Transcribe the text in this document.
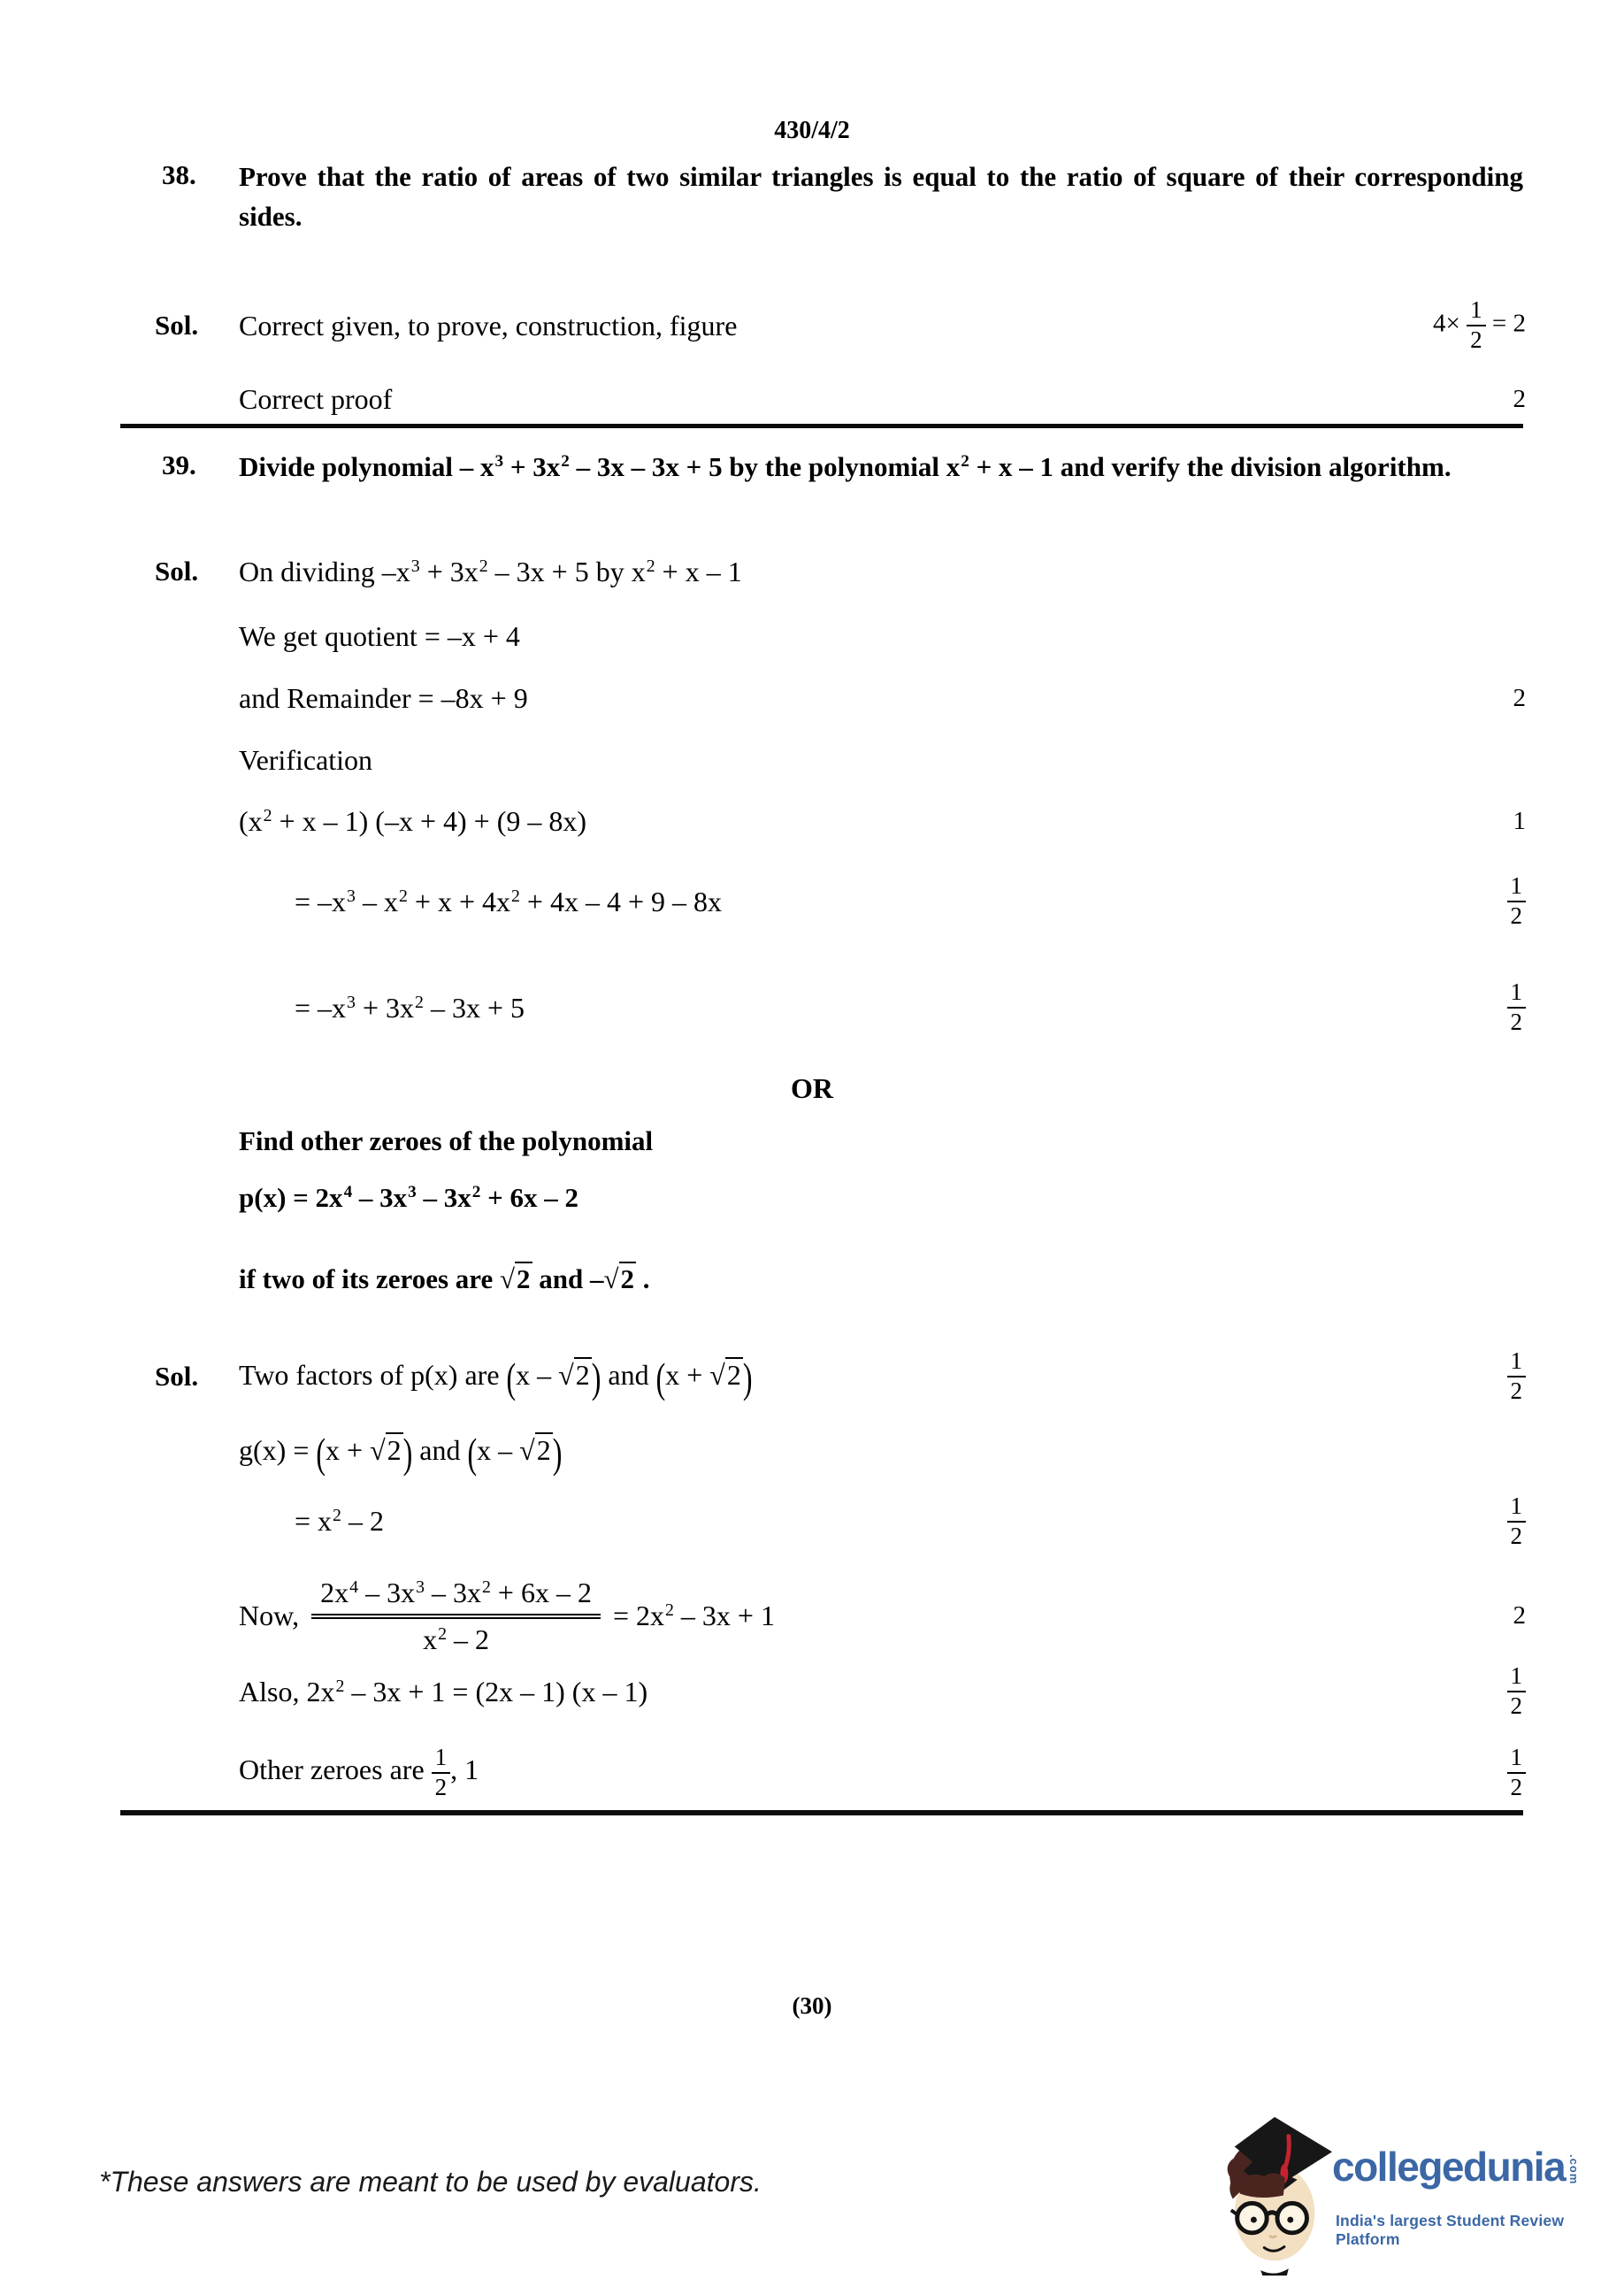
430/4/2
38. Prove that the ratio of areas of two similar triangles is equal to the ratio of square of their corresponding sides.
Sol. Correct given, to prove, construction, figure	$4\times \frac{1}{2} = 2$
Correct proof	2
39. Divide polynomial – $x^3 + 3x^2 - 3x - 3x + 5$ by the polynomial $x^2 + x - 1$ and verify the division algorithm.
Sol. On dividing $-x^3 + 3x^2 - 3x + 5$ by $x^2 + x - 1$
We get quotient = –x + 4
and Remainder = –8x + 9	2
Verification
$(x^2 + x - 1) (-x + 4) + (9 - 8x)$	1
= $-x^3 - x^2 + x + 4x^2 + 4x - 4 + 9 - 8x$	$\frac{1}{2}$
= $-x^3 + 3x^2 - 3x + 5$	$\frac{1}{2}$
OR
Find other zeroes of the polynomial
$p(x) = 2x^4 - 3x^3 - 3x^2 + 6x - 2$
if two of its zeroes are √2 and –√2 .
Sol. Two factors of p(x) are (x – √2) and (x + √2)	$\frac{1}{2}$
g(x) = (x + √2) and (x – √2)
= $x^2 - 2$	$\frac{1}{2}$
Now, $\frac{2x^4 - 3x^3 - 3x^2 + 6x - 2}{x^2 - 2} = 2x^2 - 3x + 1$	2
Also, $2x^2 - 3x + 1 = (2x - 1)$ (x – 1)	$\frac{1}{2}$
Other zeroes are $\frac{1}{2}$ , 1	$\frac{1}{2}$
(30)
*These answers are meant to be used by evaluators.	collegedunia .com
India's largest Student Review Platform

----

* WHAT YOU NEED TO DO: Your task is to reproduce all of the material exactly. The pictures stay out.

* COMPLETE ANSWER:
Transcribe the text in this document.
430/4/2
38. Prove that the ratio of areas of two similar triangles is equal to the ratio of square of their corresponding sides.
Sol. Correct given, to prove, construction, figure	$4\times \frac{1}{2} = 2$
Correct proof	2
39. Divide polynomial – $x^3 + 3x^2 - 3x - 3x + 5$ by the polynomial $x^2 + x - 1$ and verify the division algorithm.
Sol. On dividing $-x^3 + 3x^2 - 3x + 5$ by $x^2 + x - 1$
We get quotient = –x + 4
and Remainder = –8x + 9	2
Verification
$(x^2 + x - 1) (-x + 4) + (9 - 8x)$	1
= $-x^3 - x^2 + x + 4x^2 + 4x - 4 + 9 - 8x$	$\frac{1}{2}$
= $-x^3 + 3x^2 - 3x + 5$	$\frac{1}{2}$
OR
Find other zeroes of the polynomial
$p(x) = 2x^4 - 3x^3 - 3x^2 + 6x - 2$
if two of its zeroes are √2 and –√2 .
Sol. Two factors of p(x) are (x – √2) and (x + √2)	$\frac{1}{2}$
g(x) = (x + √2) and (x – √2)
= $x^2 - 2$	$\frac{1}{2}$
Now, $\frac{2x^4 - 3x^3 - 3x^2 + 6x - 2}{x^2 - 2} = 2x^2 - 3x + 1$	2
Also, $2x^2 - 3x + 1 = (2x - 1)$ (x – 1)	$\frac{1}{2}$
Other zeroes are $\frac{1}{2}$ , 1	$\frac{1}{2}$
(30)
*These answers are meant to be used by evaluators.	collegedunia .com
India's largest Student Review Platform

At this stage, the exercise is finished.